(Excerpt from a dataset)
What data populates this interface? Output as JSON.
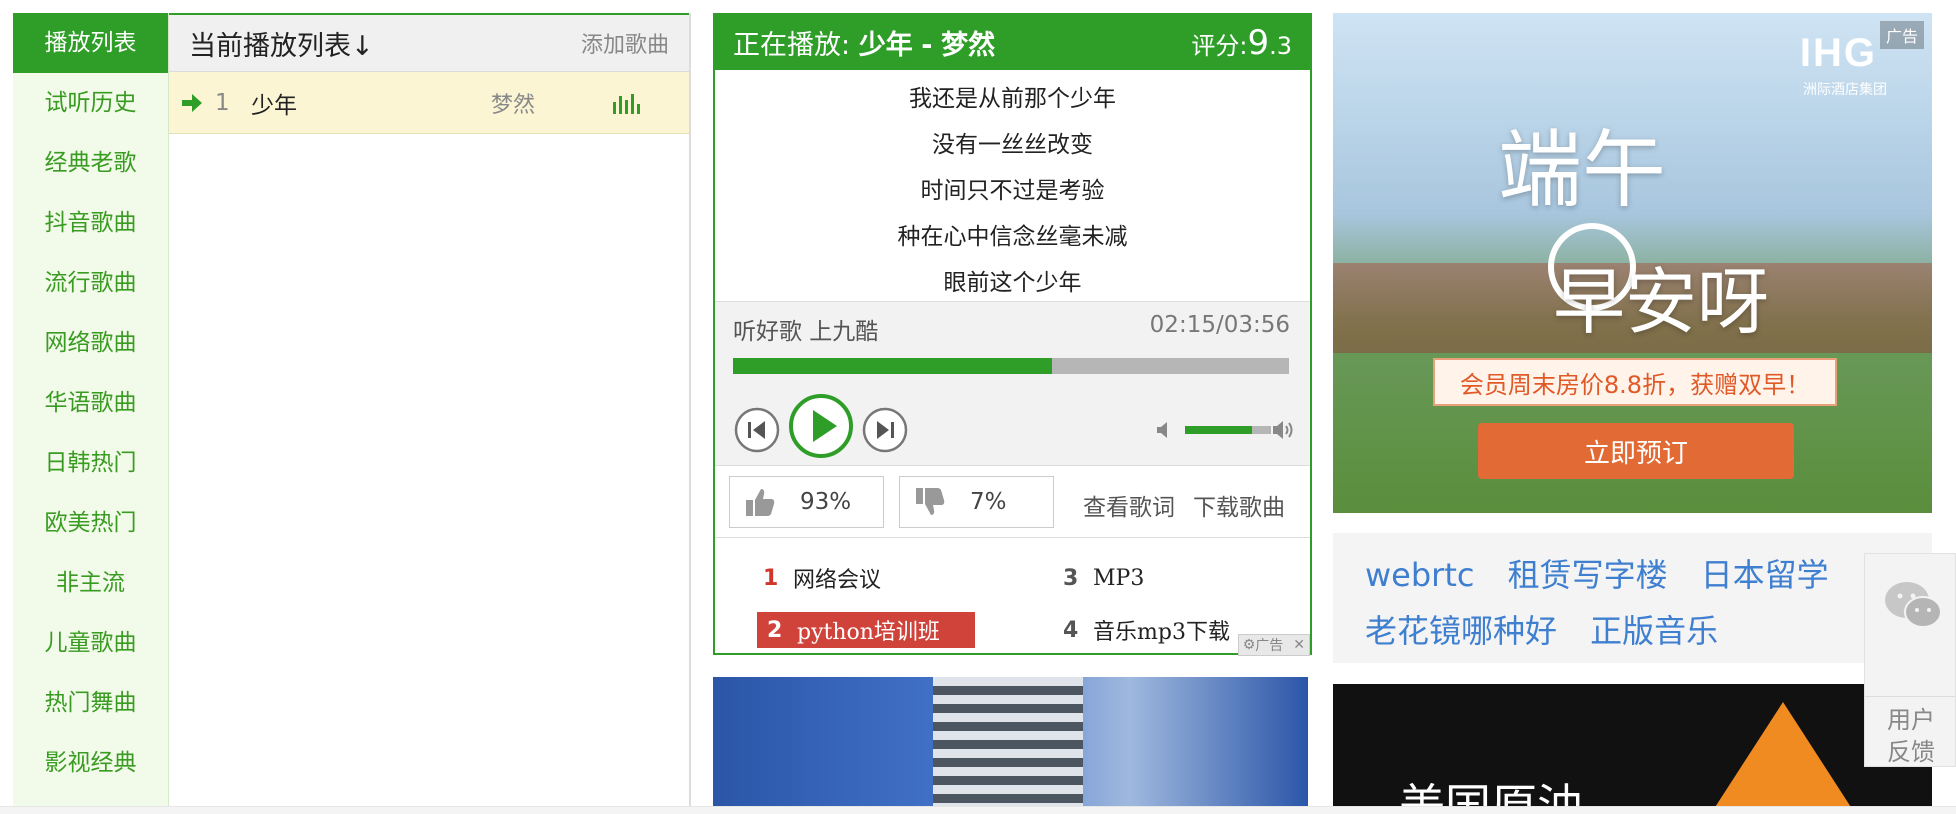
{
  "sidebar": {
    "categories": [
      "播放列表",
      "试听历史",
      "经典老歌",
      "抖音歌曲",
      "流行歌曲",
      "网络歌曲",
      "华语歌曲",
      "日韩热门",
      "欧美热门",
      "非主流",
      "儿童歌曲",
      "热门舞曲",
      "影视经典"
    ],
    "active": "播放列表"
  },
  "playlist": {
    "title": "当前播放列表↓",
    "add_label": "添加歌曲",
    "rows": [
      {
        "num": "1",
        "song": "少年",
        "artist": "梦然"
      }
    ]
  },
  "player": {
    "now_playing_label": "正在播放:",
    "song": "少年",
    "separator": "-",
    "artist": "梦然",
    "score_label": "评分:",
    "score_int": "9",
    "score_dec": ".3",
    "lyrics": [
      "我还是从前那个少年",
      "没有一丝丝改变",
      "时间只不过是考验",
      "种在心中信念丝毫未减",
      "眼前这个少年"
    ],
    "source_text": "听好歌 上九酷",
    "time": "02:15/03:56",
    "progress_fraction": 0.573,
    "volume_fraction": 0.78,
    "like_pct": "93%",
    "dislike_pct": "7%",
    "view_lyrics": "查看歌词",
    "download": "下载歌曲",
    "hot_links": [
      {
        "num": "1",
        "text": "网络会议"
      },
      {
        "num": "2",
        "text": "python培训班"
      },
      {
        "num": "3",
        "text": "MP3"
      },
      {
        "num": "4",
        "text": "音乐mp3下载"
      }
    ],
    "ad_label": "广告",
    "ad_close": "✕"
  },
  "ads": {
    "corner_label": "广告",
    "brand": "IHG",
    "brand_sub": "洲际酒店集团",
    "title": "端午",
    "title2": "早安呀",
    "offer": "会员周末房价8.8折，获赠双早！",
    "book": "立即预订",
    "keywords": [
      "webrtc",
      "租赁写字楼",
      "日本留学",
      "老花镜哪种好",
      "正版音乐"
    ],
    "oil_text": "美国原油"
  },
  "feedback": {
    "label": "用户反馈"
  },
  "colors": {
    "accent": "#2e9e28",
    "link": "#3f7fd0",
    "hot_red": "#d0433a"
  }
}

[What you will do] Output the data exactly. Pictures don't belong in the result.

[Response to this exercise]
What data populates this interface? Output as JSON.
{
  "sidebar": {
    "categories": [
      "播放列表",
      "试听历史",
      "经典老歌",
      "抖音歌曲",
      "流行歌曲",
      "网络歌曲",
      "华语歌曲",
      "日韩热门",
      "欧美热门",
      "非主流",
      "儿童歌曲",
      "热门舞曲",
      "影视经典"
    ],
    "active": "播放列表"
  },
  "playlist": {
    "title": "当前播放列表↓",
    "add_label": "添加歌曲",
    "rows": [
      {
        "num": "1",
        "song": "少年",
        "artist": "梦然"
      }
    ]
  },
  "player": {
    "now_playing_label": "正在播放:",
    "song": "少年",
    "separator": "-",
    "artist": "梦然",
    "score_label": "评分:",
    "score_int": "9",
    "score_dec": ".3",
    "lyrics": [
      "我还是从前那个少年",
      "没有一丝丝改变",
      "时间只不过是考验",
      "种在心中信念丝毫未减",
      "眼前这个少年"
    ],
    "source_text": "听好歌 上九酷",
    "time": "02:15/03:56",
    "progress_fraction": 0.573,
    "volume_fraction": 0.78,
    "like_pct": "93%",
    "dislike_pct": "7%",
    "view_lyrics": "查看歌词",
    "download": "下载歌曲",
    "hot_links": [
      {
        "num": "1",
        "text": "网络会议"
      },
      {
        "num": "2",
        "text": "python培训班"
      },
      {
        "num": "3",
        "text": "MP3"
      },
      {
        "num": "4",
        "text": "音乐mp3下载"
      }
    ],
    "ad_label": "广告",
    "ad_close": "✕"
  },
  "ads": {
    "corner_label": "广告",
    "brand": "IHG",
    "brand_sub": "洲际酒店集团",
    "title": "端午",
    "title2": "早安呀",
    "offer": "会员周末房价8.8折，获赠双早！",
    "book": "立即预订",
    "keywords": [
      "webrtc",
      "租赁写字楼",
      "日本留学",
      "老花镜哪种好",
      "正版音乐"
    ],
    "oil_text": "美国原油"
  },
  "feedback": {
    "label": "用户反馈"
  },
  "colors": {
    "accent": "#2e9e28",
    "link": "#3f7fd0",
    "hot_red": "#d0433a"
  }
}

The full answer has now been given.